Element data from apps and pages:

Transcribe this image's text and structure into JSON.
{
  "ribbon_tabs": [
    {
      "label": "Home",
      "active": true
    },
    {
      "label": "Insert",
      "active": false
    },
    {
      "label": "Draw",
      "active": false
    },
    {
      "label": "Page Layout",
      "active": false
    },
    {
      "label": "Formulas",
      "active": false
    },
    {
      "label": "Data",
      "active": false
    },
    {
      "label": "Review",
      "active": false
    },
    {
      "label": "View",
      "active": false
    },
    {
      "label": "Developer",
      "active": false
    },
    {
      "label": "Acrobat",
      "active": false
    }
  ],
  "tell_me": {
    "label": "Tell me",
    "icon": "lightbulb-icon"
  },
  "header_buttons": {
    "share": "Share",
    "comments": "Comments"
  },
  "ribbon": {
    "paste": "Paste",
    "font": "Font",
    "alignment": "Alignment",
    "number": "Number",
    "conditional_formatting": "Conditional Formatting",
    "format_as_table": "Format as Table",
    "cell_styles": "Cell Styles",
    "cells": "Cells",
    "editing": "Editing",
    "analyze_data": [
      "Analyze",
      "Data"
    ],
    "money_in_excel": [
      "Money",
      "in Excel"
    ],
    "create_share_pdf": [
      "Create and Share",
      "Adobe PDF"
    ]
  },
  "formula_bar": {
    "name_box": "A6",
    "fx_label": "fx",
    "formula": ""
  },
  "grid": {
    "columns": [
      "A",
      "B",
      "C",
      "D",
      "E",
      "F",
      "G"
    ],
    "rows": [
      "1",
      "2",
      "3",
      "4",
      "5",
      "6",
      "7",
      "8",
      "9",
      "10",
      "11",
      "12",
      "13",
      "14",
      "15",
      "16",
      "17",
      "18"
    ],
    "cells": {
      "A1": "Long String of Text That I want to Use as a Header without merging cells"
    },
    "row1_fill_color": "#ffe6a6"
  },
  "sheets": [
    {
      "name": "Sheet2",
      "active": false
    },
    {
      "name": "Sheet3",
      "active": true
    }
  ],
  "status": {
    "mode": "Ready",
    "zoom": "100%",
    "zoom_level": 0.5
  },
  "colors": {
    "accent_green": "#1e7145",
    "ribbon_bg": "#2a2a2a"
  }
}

[Exercise objective] Print every record exactly as written.

[Exercise result]
Transcribe this image's text and structure into JSON.
{
  "ribbon_tabs": [
    {
      "label": "Home",
      "active": true
    },
    {
      "label": "Insert",
      "active": false
    },
    {
      "label": "Draw",
      "active": false
    },
    {
      "label": "Page Layout",
      "active": false
    },
    {
      "label": "Formulas",
      "active": false
    },
    {
      "label": "Data",
      "active": false
    },
    {
      "label": "Review",
      "active": false
    },
    {
      "label": "View",
      "active": false
    },
    {
      "label": "Developer",
      "active": false
    },
    {
      "label": "Acrobat",
      "active": false
    }
  ],
  "tell_me": {
    "label": "Tell me",
    "icon": "lightbulb-icon"
  },
  "header_buttons": {
    "share": "Share",
    "comments": "Comments"
  },
  "ribbon": {
    "paste": "Paste",
    "font": "Font",
    "alignment": "Alignment",
    "number": "Number",
    "conditional_formatting": "Conditional Formatting",
    "format_as_table": "Format as Table",
    "cell_styles": "Cell Styles",
    "cells": "Cells",
    "editing": "Editing",
    "analyze_data": [
      "Analyze",
      "Data"
    ],
    "money_in_excel": [
      "Money",
      "in Excel"
    ],
    "create_share_pdf": [
      "Create and Share",
      "Adobe PDF"
    ]
  },
  "formula_bar": {
    "name_box": "A6",
    "fx_label": "fx",
    "formula": ""
  },
  "grid": {
    "columns": [
      "A",
      "B",
      "C",
      "D",
      "E",
      "F",
      "G"
    ],
    "rows": [
      "1",
      "2",
      "3",
      "4",
      "5",
      "6",
      "7",
      "8",
      "9",
      "10",
      "11",
      "12",
      "13",
      "14",
      "15",
      "16",
      "17",
      "18"
    ],
    "cells": {
      "A1": "Long String of Text That I want to Use as a Header without merging cells"
    },
    "row1_fill_color": "#ffe6a6"
  },
  "sheets": [
    {
      "name": "Sheet2",
      "active": false
    },
    {
      "name": "Sheet3",
      "active": true
    }
  ],
  "status": {
    "mode": "Ready",
    "zoom": "100%",
    "zoom_level": 0.5
  },
  "colors": {
    "accent_green": "#1e7145",
    "ribbon_bg": "#2a2a2a"
  }
}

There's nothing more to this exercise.